__Description of the task__. In the material below, the lines containing the word "birthdate" are required; copy each of them.

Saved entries
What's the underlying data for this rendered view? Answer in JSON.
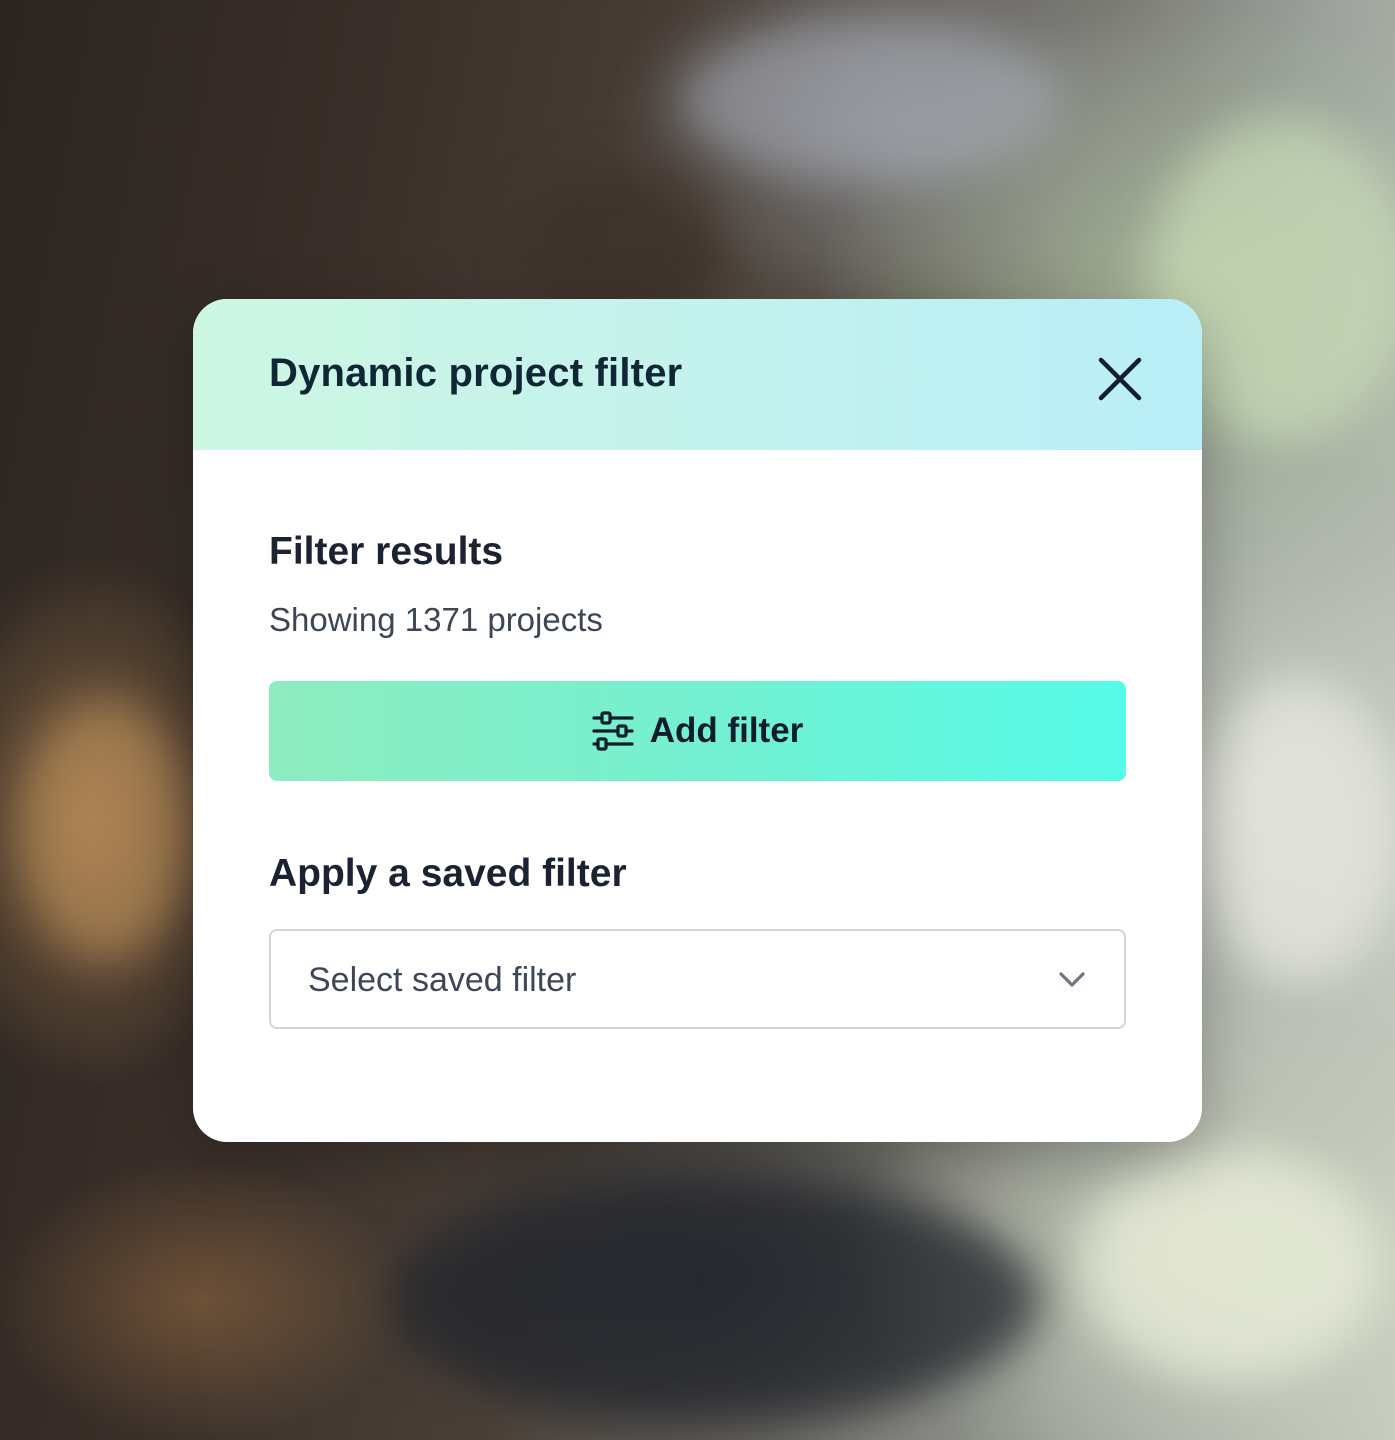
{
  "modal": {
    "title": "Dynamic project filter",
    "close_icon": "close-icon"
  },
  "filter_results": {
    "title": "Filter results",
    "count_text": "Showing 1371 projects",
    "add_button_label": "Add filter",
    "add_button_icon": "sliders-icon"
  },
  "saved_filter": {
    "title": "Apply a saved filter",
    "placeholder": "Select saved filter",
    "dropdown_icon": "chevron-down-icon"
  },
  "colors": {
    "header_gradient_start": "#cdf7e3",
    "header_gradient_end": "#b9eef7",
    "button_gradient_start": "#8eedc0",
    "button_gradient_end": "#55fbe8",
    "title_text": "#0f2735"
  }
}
--
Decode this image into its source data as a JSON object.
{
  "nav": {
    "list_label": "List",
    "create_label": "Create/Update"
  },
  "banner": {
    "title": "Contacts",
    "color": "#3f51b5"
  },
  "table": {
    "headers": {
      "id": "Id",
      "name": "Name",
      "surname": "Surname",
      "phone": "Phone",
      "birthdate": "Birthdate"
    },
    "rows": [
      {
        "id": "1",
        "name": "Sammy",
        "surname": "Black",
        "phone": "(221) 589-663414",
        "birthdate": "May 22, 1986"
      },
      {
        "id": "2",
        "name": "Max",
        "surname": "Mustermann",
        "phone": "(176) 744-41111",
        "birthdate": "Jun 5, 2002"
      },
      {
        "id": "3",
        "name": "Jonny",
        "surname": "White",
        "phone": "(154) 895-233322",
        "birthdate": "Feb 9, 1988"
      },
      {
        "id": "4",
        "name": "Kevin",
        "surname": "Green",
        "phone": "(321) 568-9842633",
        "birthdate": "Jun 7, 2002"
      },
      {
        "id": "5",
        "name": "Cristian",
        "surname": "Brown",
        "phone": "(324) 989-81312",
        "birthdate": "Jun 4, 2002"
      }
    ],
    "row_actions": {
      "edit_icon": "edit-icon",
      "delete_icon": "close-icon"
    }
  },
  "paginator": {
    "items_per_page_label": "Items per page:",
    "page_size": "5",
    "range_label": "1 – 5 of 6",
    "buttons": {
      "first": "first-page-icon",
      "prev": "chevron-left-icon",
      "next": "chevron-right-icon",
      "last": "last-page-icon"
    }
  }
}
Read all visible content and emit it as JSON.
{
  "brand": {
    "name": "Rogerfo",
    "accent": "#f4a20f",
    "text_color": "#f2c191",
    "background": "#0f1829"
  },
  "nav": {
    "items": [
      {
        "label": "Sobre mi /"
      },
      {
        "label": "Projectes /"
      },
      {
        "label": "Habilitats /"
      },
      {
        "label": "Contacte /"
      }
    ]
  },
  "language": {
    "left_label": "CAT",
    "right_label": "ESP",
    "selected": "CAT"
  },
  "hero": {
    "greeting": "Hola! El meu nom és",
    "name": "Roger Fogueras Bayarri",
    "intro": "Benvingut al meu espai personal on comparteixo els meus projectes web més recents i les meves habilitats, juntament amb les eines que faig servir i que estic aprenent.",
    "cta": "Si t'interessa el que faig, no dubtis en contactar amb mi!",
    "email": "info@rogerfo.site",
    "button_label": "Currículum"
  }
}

__Answer to the exercise__.
      "birthdate": "Birthdate"
        "birthdate": "May 22, 1986"
        "birthdate": "Jun 5, 2002"
        "birthdate": "Feb 9, 1988"
        "birthdate": "Jun 7, 2002"
        "birthdate": "Jun 4, 2002"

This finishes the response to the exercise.